_GIVEN EXERCISE_
Reproduce each line exactly, including spacing and punctuation.

— Start DATASET CONTENT —

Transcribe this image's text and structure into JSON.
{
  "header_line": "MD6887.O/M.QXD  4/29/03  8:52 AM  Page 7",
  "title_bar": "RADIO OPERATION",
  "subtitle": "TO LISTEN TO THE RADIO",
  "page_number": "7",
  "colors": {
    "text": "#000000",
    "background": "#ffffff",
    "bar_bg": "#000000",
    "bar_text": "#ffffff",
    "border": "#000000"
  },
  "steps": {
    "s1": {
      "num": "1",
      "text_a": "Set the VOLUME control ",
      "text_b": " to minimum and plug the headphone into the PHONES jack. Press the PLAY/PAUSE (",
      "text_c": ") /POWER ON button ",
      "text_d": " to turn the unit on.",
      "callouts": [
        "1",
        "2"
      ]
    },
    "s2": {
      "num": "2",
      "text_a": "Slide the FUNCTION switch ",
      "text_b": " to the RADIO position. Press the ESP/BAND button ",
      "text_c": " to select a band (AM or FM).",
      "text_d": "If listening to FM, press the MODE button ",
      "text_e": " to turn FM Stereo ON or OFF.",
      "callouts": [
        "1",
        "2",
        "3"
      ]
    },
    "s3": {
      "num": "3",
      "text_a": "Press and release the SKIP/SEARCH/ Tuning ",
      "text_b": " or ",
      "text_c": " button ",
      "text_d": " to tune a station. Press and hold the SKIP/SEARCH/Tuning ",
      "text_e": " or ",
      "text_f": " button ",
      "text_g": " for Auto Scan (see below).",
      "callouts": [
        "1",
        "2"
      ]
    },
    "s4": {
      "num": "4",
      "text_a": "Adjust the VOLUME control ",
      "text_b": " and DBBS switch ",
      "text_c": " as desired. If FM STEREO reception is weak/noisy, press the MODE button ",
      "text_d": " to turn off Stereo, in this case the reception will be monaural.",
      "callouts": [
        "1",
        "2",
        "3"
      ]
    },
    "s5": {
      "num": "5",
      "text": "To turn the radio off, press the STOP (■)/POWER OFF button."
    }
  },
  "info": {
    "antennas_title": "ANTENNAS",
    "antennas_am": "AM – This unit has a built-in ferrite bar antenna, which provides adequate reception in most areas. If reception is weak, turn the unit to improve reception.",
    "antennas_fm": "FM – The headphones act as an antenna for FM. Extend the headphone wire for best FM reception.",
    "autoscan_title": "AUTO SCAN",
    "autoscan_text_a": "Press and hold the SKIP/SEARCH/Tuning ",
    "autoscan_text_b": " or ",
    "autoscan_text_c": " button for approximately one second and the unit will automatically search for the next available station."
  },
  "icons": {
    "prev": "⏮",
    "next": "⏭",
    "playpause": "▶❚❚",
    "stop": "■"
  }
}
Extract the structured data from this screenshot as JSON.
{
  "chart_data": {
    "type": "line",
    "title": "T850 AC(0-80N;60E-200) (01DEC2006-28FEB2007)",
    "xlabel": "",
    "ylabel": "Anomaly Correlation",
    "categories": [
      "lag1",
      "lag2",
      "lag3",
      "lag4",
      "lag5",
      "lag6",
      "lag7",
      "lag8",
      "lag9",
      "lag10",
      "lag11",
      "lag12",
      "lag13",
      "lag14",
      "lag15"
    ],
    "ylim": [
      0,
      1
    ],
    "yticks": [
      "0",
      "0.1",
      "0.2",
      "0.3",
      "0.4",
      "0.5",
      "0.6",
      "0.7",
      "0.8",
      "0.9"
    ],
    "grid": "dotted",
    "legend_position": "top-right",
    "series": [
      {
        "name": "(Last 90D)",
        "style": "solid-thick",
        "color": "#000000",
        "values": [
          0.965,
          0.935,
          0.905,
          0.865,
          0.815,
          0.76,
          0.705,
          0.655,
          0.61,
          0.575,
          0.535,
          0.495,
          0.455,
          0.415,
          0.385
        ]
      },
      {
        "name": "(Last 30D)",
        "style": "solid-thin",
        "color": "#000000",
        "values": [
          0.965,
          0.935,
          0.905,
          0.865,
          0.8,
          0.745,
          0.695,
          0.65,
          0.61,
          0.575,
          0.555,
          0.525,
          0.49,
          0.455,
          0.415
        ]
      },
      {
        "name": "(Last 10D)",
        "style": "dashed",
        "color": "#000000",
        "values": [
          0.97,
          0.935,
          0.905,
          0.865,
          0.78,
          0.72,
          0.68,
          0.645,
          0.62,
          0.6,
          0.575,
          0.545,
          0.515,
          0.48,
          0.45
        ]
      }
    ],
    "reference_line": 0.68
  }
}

— End DATASET CONTENT —

_OUTPUT OF THE EXERCISE_
Transcribe this image's text and structure into JSON.
{
  "header_line": "MD6887.O/M.QXD  4/29/03  8:52 AM  Page 7",
  "title_bar": "RADIO OPERATION",
  "subtitle": "TO LISTEN TO THE RADIO",
  "page_number": "7",
  "colors": {
    "text": "#000000",
    "background": "#ffffff",
    "bar_bg": "#000000",
    "bar_text": "#ffffff",
    "border": "#000000"
  },
  "steps": {
    "s1": {
      "num": "1",
      "text_a": "Set the VOLUME control ",
      "text_b": " to minimum and plug the headphone into the PHONES jack. Press the PLAY/PAUSE (",
      "text_c": ") /POWER ON button ",
      "text_d": " to turn the unit on.",
      "callouts": [
        "1",
        "2"
      ]
    },
    "s2": {
      "num": "2",
      "text_a": "Slide the FUNCTION switch ",
      "text_b": " to the RADIO position. Press the ESP/BAND button ",
      "text_c": " to select a band (AM or FM).",
      "text_d": "If listening to FM, press the MODE button ",
      "text_e": " to turn FM Stereo ON or OFF.",
      "callouts": [
        "1",
        "2",
        "3"
      ]
    },
    "s3": {
      "num": "3",
      "text_a": "Press and release the SKIP/SEARCH/ Tuning ",
      "text_b": " or ",
      "text_c": " button ",
      "text_d": " to tune a station. Press and hold the SKIP/SEARCH/Tuning ",
      "text_e": " or ",
      "text_f": " button ",
      "text_g": " for Auto Scan (see below).",
      "callouts": [
        "1",
        "2"
      ]
    },
    "s4": {
      "num": "4",
      "text_a": "Adjust the VOLUME control ",
      "text_b": " and DBBS switch ",
      "text_c": " as desired. If FM STEREO reception is weak/noisy, press the MODE button ",
      "text_d": " to turn off Stereo, in this case the reception will be monaural.",
      "callouts": [
        "1",
        "2",
        "3"
      ]
    },
    "s5": {
      "num": "5",
      "text": "To turn the radio off, press the STOP (■)/POWER OFF button."
    }
  },
  "info": {
    "antennas_title": "ANTENNAS",
    "antennas_am": "AM – This unit has a built-in ferrite bar antenna, which provides adequate reception in most areas. If reception is weak, turn the unit to improve reception.",
    "antennas_fm": "FM – The headphones act as an antenna for FM. Extend the headphone wire for best FM reception.",
    "autoscan_title": "AUTO SCAN",
    "autoscan_text_a": "Press and hold the SKIP/SEARCH/Tuning ",
    "autoscan_text_b": " or ",
    "autoscan_text_c": " button for approximately one second and the unit will automatically search for the next available station."
  },
  "icons": {
    "prev": "⏮",
    "next": "⏭",
    "playpause": "▶❚❚",
    "stop": "■"
  }
}
Extract the structured data from this screenshot as JSON.
{
  "chart_data": {
    "type": "line",
    "title": "T850 AC(0-80N;60E-200) (01DEC2006-28FEB2007)",
    "xlabel": "",
    "ylabel": "Anomaly Correlation",
    "categories": [
      "lag1",
      "lag2",
      "lag3",
      "lag4",
      "lag5",
      "lag6",
      "lag7",
      "lag8",
      "lag9",
      "lag10",
      "lag11",
      "lag12",
      "lag13",
      "lag14",
      "lag15"
    ],
    "ylim": [
      0,
      1
    ],
    "yticks": [
      "0",
      "0.1",
      "0.2",
      "0.3",
      "0.4",
      "0.5",
      "0.6",
      "0.7",
      "0.8",
      "0.9"
    ],
    "grid": "dotted",
    "legend_position": "top-right",
    "series": [
      {
        "name": "(Last 90D)",
        "style": "solid-thick",
        "color": "#000000",
        "values": [
          0.965,
          0.935,
          0.905,
          0.865,
          0.815,
          0.76,
          0.705,
          0.655,
          0.61,
          0.575,
          0.535,
          0.495,
          0.455,
          0.415,
          0.385
        ]
      },
      {
        "name": "(Last 30D)",
        "style": "solid-thin",
        "color": "#000000",
        "values": [
          0.965,
          0.935,
          0.905,
          0.865,
          0.8,
          0.745,
          0.695,
          0.65,
          0.61,
          0.575,
          0.555,
          0.525,
          0.49,
          0.455,
          0.415
        ]
      },
      {
        "name": "(Last 10D)",
        "style": "dashed",
        "color": "#000000",
        "values": [
          0.97,
          0.935,
          0.905,
          0.865,
          0.78,
          0.72,
          0.68,
          0.645,
          0.62,
          0.6,
          0.575,
          0.545,
          0.515,
          0.48,
          0.45
        ]
      }
    ],
    "reference_line": 0.68
  }
}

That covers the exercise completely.